→ Goal
Write out each line of the material again, word for word.
---------- Dataset records ----------
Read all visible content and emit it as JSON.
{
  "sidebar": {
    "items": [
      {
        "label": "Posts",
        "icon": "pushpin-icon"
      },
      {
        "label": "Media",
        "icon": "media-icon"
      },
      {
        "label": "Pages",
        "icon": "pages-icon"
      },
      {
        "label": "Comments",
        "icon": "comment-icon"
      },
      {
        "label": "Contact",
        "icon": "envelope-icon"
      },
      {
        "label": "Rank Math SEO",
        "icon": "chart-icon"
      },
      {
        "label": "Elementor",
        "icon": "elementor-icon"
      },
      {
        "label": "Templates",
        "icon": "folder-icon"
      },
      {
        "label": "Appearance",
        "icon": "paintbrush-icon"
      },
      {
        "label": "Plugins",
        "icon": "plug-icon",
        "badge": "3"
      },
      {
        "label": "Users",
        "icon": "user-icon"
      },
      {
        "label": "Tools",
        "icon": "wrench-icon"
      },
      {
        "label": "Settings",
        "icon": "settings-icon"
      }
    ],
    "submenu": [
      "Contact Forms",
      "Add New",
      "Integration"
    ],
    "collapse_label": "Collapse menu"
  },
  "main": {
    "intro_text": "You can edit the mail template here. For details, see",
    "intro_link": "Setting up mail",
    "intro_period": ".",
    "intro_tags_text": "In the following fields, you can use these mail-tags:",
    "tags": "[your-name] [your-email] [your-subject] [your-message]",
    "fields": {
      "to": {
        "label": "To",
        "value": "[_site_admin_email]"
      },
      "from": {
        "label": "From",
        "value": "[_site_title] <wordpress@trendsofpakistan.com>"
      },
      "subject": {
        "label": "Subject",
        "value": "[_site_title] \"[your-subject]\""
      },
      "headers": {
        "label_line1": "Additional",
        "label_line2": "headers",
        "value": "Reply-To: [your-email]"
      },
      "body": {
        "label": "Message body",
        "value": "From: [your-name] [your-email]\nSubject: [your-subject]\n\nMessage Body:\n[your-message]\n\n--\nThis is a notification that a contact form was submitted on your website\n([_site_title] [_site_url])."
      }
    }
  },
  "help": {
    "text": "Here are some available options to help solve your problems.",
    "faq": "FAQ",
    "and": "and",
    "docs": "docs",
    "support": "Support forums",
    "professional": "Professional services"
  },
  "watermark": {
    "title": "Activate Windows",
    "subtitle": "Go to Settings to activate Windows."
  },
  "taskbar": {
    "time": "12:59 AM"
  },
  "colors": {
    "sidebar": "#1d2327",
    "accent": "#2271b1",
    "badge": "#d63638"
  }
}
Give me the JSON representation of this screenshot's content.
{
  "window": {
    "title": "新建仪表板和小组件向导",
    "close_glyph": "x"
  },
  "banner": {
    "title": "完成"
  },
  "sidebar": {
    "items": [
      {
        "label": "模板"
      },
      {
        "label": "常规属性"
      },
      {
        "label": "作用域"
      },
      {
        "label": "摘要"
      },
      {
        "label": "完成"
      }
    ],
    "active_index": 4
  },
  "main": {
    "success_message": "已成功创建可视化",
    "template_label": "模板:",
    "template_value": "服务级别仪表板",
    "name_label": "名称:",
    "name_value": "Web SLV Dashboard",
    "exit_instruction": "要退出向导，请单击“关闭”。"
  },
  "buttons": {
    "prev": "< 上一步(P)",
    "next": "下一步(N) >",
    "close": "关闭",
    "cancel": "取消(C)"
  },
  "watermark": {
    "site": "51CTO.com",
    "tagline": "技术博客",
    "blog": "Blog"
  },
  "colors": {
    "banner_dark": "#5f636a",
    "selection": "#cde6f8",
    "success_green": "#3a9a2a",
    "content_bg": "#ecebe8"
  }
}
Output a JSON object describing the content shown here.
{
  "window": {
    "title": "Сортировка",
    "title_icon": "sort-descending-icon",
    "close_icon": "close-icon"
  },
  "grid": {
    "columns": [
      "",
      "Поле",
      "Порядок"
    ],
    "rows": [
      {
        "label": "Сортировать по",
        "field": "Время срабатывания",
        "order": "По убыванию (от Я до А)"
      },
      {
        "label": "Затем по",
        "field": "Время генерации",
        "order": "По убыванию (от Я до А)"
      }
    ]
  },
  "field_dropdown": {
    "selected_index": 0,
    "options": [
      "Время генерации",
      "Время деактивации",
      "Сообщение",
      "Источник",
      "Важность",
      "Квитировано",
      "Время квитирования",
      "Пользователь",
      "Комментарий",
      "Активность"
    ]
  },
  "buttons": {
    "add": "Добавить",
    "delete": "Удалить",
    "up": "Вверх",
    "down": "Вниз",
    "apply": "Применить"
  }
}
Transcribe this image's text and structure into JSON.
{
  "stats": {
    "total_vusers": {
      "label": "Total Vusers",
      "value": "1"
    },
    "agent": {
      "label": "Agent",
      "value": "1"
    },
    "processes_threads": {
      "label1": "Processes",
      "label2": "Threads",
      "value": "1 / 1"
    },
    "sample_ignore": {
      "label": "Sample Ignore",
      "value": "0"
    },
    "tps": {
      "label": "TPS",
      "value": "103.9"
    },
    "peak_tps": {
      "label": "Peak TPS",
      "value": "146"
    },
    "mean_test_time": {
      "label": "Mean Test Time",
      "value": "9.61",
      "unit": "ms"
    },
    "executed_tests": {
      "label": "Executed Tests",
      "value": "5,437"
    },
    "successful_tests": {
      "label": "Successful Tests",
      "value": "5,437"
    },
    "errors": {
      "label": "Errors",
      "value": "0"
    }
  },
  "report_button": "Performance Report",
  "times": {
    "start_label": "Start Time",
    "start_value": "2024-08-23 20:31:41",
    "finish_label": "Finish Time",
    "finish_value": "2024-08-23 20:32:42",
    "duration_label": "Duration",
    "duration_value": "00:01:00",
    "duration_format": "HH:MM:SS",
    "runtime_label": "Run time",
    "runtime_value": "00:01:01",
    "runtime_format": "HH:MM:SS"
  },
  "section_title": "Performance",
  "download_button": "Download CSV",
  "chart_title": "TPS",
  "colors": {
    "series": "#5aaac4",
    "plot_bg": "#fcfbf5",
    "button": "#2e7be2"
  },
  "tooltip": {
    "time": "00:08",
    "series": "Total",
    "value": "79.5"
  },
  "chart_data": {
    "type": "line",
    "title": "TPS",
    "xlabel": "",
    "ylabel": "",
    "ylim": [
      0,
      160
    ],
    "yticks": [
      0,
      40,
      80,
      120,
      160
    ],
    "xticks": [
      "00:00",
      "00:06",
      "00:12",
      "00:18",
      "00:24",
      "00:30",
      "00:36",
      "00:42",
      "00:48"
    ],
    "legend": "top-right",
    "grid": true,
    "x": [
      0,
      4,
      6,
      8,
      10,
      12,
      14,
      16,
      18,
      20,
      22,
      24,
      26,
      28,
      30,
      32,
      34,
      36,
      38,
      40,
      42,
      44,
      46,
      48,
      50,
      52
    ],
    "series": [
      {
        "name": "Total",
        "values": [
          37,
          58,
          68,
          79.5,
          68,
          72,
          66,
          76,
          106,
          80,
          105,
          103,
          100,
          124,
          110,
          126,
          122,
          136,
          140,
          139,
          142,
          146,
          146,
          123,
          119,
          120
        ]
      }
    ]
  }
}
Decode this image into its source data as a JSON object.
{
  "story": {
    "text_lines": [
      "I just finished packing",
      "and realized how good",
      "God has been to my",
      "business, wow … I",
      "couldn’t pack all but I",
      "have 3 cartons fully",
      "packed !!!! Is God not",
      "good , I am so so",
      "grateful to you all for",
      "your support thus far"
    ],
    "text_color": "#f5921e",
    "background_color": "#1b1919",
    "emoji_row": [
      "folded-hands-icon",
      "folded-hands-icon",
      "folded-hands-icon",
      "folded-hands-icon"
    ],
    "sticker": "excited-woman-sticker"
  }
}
----------
→ The answer
Read all visible content and emit it as JSON.
{
  "sidebar": {
    "items": [
      {
        "label": "Posts",
        "icon": "pushpin-icon"
      },
      {
        "label": "Media",
        "icon": "media-icon"
      },
      {
        "label": "Pages",
        "icon": "pages-icon"
      },
      {
        "label": "Comments",
        "icon": "comment-icon"
      },
      {
        "label": "Contact",
        "icon": "envelope-icon"
      },
      {
        "label": "Rank Math SEO",
        "icon": "chart-icon"
      },
      {
        "label": "Elementor",
        "icon": "elementor-icon"
      },
      {
        "label": "Templates",
        "icon": "folder-icon"
      },
      {
        "label": "Appearance",
        "icon": "paintbrush-icon"
      },
      {
        "label": "Plugins",
        "icon": "plug-icon",
        "badge": "3"
      },
      {
        "label": "Users",
        "icon": "user-icon"
      },
      {
        "label": "Tools",
        "icon": "wrench-icon"
      },
      {
        "label": "Settings",
        "icon": "settings-icon"
      }
    ],
    "submenu": [
      "Contact Forms",
      "Add New",
      "Integration"
    ],
    "collapse_label": "Collapse menu"
  },
  "main": {
    "intro_text": "You can edit the mail template here. For details, see",
    "intro_link": "Setting up mail",
    "intro_period": ".",
    "intro_tags_text": "In the following fields, you can use these mail-tags:",
    "tags": "[your-name] [your-email] [your-subject] [your-message]",
    "fields": {
      "to": {
        "label": "To",
        "value": "[_site_admin_email]"
      },
      "from": {
        "label": "From",
        "value": "[_site_title] <wordpress@trendsofpakistan.com>"
      },
      "subject": {
        "label": "Subject",
        "value": "[_site_title] \"[your-subject]\""
      },
      "headers": {
        "label_line1": "Additional",
        "label_line2": "headers",
        "value": "Reply-To: [your-email]"
      },
      "body": {
        "label": "Message body",
        "value": "From: [your-name] [your-email]\nSubject: [your-subject]\n\nMessage Body:\n[your-message]\n\n--\nThis is a notification that a contact form was submitted on your website\n([_site_title] [_site_url])."
      }
    }
  },
  "help": {
    "text": "Here are some available options to help solve your problems.",
    "faq": "FAQ",
    "and": "and",
    "docs": "docs",
    "support": "Support forums",
    "professional": "Professional services"
  },
  "watermark": {
    "title": "Activate Windows",
    "subtitle": "Go to Settings to activate Windows."
  },
  "taskbar": {
    "time": "12:59 AM"
  },
  "colors": {
    "sidebar": "#1d2327",
    "accent": "#2271b1",
    "badge": "#d63638"
  }
}
Give me the JSON representation of this screenshot's content.
{
  "window": {
    "title": "新建仪表板和小组件向导",
    "close_glyph": "x"
  },
  "banner": {
    "title": "完成"
  },
  "sidebar": {
    "items": [
      {
        "label": "模板"
      },
      {
        "label": "常规属性"
      },
      {
        "label": "作用域"
      },
      {
        "label": "摘要"
      },
      {
        "label": "完成"
      }
    ],
    "active_index": 4
  },
  "main": {
    "success_message": "已成功创建可视化",
    "template_label": "模板:",
    "template_value": "服务级别仪表板",
    "name_label": "名称:",
    "name_value": "Web SLV Dashboard",
    "exit_instruction": "要退出向导，请单击“关闭”。"
  },
  "buttons": {
    "prev": "< 上一步(P)",
    "next": "下一步(N) >",
    "close": "关闭",
    "cancel": "取消(C)"
  },
  "watermark": {
    "site": "51CTO.com",
    "tagline": "技术博客",
    "blog": "Blog"
  },
  "colors": {
    "banner_dark": "#5f636a",
    "selection": "#cde6f8",
    "success_green": "#3a9a2a",
    "content_bg": "#ecebe8"
  }
}
Output a JSON object describing the content shown here.
{
  "window": {
    "title": "Сортировка",
    "title_icon": "sort-descending-icon",
    "close_icon": "close-icon"
  },
  "grid": {
    "columns": [
      "",
      "Поле",
      "Порядок"
    ],
    "rows": [
      {
        "label": "Сортировать по",
        "field": "Время срабатывания",
        "order": "По убыванию (от Я до А)"
      },
      {
        "label": "Затем по",
        "field": "Время генерации",
        "order": "По убыванию (от Я до А)"
      }
    ]
  },
  "field_dropdown": {
    "selected_index": 0,
    "options": [
      "Время генерации",
      "Время деактивации",
      "Сообщение",
      "Источник",
      "Важность",
      "Квитировано",
      "Время квитирования",
      "Пользователь",
      "Комментарий",
      "Активность"
    ]
  },
  "buttons": {
    "add": "Добавить",
    "delete": "Удалить",
    "up": "Вверх",
    "down": "Вниз",
    "apply": "Применить"
  }
}
Transcribe this image's text and structure into JSON.
{
  "stats": {
    "total_vusers": {
      "label": "Total Vusers",
      "value": "1"
    },
    "agent": {
      "label": "Agent",
      "value": "1"
    },
    "processes_threads": {
      "label1": "Processes",
      "label2": "Threads",
      "value": "1 / 1"
    },
    "sample_ignore": {
      "label": "Sample Ignore",
      "value": "0"
    },
    "tps": {
      "label": "TPS",
      "value": "103.9"
    },
    "peak_tps": {
      "label": "Peak TPS",
      "value": "146"
    },
    "mean_test_time": {
      "label": "Mean Test Time",
      "value": "9.61",
      "unit": "ms"
    },
    "executed_tests": {
      "label": "Executed Tests",
      "value": "5,437"
    },
    "successful_tests": {
      "label": "Successful Tests",
      "value": "5,437"
    },
    "errors": {
      "label": "Errors",
      "value": "0"
    }
  },
  "report_button": "Performance Report",
  "times": {
    "start_label": "Start Time",
    "start_value": "2024-08-23 20:31:41",
    "finish_label": "Finish Time",
    "finish_value": "2024-08-23 20:32:42",
    "duration_label": "Duration",
    "duration_value": "00:01:00",
    "duration_format": "HH:MM:SS",
    "runtime_label": "Run time",
    "runtime_value": "00:01:01",
    "runtime_format": "HH:MM:SS"
  },
  "section_title": "Performance",
  "download_button": "Download CSV",
  "chart_title": "TPS",
  "colors": {
    "series": "#5aaac4",
    "plot_bg": "#fcfbf5",
    "button": "#2e7be2"
  },
  "tooltip": {
    "time": "00:08",
    "series": "Total",
    "value": "79.5"
  },
  "chart_data": {
    "type": "line",
    "title": "TPS",
    "xlabel": "",
    "ylabel": "",
    "ylim": [
      0,
      160
    ],
    "yticks": [
      0,
      40,
      80,
      120,
      160
    ],
    "xticks": [
      "00:00",
      "00:06",
      "00:12",
      "00:18",
      "00:24",
      "00:30",
      "00:36",
      "00:42",
      "00:48"
    ],
    "legend": "top-right",
    "grid": true,
    "x": [
      0,
      4,
      6,
      8,
      10,
      12,
      14,
      16,
      18,
      20,
      22,
      24,
      26,
      28,
      30,
      32,
      34,
      36,
      38,
      40,
      42,
      44,
      46,
      48,
      50,
      52
    ],
    "series": [
      {
        "name": "Total",
        "values": [
          37,
          58,
          68,
          79.5,
          68,
          72,
          66,
          76,
          106,
          80,
          105,
          103,
          100,
          124,
          110,
          126,
          122,
          136,
          140,
          139,
          142,
          146,
          146,
          123,
          119,
          120
        ]
      }
    ]
  }
}
Decode this image into its source data as a JSON object.
{
  "story": {
    "text_lines": [
      "I just finished packing",
      "and realized how good",
      "God has been to my",
      "business, wow … I",
      "couldn’t pack all but I",
      "have 3 cartons fully",
      "packed !!!! Is God not",
      "good , I am so so",
      "grateful to you all for",
      "your support thus far"
    ],
    "text_color": "#f5921e",
    "background_color": "#1b1919",
    "emoji_row": [
      "folded-hands-icon",
      "folded-hands-icon",
      "folded-hands-icon",
      "folded-hands-icon"
    ],
    "sticker": "excited-woman-sticker"
  }
}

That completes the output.